* OBJECTIVE *
Reproduce the lines below word for word, from the first one through the line holding "square-a6[interactable]: ♟ bbox=[114, 104, 141, 131]", inclusive.

* DATASET RECORDS *
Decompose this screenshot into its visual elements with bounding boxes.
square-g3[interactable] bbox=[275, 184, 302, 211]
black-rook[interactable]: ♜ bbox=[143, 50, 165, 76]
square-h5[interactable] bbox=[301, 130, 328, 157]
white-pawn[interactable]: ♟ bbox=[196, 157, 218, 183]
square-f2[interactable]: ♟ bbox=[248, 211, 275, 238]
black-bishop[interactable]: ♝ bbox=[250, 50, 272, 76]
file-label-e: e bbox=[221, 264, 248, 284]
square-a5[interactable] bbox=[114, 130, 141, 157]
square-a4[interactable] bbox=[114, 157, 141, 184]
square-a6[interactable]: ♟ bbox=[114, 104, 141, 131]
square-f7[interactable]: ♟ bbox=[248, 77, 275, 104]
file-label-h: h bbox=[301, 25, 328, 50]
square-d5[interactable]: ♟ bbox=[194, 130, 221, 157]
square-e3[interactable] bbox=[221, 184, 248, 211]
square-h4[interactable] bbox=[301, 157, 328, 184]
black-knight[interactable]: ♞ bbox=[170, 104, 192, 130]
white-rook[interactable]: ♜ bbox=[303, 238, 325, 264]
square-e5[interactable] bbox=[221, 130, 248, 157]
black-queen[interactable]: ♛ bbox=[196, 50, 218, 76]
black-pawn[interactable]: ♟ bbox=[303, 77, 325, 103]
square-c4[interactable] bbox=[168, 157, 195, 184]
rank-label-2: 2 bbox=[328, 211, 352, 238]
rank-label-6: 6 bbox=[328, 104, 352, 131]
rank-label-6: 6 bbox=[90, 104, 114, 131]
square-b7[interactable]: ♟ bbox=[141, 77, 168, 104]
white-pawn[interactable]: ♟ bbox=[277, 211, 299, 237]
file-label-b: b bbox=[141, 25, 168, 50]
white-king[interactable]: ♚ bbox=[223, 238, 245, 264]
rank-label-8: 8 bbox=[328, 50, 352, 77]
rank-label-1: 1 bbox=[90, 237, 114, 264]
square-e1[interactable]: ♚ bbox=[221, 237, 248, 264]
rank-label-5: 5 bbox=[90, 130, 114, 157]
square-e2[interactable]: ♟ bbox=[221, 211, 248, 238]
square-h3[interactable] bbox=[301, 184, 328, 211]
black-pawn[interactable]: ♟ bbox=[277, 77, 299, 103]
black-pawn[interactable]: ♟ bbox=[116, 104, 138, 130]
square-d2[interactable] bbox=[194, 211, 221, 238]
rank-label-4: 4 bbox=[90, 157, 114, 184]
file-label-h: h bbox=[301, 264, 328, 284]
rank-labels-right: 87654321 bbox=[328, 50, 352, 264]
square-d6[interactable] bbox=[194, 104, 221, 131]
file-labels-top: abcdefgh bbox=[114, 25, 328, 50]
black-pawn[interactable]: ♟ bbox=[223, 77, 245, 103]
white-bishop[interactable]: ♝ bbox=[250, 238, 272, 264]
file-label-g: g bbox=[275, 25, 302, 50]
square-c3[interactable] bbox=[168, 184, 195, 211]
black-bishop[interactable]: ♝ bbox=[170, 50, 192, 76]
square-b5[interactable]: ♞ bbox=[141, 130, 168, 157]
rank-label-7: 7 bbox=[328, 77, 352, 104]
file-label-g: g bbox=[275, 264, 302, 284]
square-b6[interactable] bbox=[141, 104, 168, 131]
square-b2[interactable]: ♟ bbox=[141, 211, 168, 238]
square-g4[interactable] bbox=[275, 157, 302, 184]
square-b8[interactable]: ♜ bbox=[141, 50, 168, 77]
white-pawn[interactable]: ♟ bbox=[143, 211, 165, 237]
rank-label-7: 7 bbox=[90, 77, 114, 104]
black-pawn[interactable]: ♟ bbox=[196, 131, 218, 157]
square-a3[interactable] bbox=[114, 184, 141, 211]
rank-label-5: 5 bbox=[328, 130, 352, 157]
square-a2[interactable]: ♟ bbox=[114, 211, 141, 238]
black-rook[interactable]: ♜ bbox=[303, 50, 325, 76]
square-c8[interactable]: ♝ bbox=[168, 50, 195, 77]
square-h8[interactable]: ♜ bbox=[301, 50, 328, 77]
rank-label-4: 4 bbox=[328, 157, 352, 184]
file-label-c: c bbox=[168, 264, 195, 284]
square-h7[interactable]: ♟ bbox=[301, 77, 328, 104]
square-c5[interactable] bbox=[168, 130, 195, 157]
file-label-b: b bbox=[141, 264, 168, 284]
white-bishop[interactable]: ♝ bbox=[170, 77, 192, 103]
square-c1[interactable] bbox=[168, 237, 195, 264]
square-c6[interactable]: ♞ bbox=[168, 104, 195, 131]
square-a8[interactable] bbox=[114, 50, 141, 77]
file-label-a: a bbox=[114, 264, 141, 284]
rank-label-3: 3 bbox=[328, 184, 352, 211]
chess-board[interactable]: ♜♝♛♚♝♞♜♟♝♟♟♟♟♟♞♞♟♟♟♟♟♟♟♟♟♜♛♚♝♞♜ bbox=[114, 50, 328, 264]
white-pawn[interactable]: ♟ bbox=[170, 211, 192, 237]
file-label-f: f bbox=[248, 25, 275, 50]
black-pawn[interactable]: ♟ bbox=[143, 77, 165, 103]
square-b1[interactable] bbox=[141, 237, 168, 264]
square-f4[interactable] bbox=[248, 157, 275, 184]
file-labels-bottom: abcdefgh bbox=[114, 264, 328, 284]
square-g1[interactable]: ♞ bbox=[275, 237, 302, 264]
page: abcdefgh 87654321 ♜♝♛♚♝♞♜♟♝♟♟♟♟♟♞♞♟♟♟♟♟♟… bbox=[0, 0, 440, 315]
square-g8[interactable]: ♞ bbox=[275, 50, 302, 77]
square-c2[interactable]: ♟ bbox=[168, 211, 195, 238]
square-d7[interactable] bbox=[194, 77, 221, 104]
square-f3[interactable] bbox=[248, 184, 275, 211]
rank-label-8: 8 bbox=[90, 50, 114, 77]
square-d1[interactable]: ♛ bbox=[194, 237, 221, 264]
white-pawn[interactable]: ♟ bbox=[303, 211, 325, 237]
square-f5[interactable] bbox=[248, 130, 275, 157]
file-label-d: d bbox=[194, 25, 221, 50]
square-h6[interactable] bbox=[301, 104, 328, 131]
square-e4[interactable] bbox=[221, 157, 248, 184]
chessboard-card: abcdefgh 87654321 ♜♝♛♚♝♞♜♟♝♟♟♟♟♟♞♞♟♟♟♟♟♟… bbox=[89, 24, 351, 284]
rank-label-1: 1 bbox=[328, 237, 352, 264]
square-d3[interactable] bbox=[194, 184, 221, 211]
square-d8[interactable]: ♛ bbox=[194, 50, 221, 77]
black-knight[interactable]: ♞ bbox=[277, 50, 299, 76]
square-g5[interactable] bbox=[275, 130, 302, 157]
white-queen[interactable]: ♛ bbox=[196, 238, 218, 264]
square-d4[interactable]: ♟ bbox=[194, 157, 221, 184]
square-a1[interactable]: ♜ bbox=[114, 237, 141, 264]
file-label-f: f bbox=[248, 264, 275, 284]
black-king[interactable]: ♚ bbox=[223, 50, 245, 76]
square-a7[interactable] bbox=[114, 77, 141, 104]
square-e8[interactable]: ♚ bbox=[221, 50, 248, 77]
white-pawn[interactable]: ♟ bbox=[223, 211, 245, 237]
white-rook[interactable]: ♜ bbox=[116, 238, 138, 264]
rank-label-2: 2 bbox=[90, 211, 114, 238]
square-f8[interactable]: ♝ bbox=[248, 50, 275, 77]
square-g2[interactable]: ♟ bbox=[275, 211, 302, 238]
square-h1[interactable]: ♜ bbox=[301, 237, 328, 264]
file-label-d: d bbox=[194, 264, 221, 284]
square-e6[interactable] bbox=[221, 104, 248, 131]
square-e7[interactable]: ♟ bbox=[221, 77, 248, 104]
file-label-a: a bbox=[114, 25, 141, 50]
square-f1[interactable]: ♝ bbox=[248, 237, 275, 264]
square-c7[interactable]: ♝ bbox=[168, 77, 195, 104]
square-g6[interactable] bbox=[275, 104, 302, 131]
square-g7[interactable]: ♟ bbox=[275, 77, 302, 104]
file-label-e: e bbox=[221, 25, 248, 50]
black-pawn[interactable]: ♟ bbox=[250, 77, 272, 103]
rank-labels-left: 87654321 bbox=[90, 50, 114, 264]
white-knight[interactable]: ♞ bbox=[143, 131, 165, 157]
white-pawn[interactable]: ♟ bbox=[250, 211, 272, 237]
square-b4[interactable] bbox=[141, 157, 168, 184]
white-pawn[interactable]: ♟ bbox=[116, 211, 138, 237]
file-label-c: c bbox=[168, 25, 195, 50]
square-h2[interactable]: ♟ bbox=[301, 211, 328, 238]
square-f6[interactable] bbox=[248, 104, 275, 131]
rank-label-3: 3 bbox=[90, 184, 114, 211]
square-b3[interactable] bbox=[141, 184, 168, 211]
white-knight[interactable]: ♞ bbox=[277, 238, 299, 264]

* RESULT FOR THIS EXERCISE *
Decompose this screenshot into its visual elements with bounding boxes.
square-g3[interactable] bbox=[275, 184, 302, 211]
black-rook[interactable]: ♜ bbox=[143, 50, 165, 76]
square-h5[interactable] bbox=[301, 130, 328, 157]
white-pawn[interactable]: ♟ bbox=[196, 157, 218, 183]
square-f2[interactable]: ♟ bbox=[248, 211, 275, 238]
black-bishop[interactable]: ♝ bbox=[250, 50, 272, 76]
file-label-e: e bbox=[221, 264, 248, 284]
square-a5[interactable] bbox=[114, 130, 141, 157]
square-a4[interactable] bbox=[114, 157, 141, 184]
square-a6[interactable]: ♟ bbox=[114, 104, 141, 131]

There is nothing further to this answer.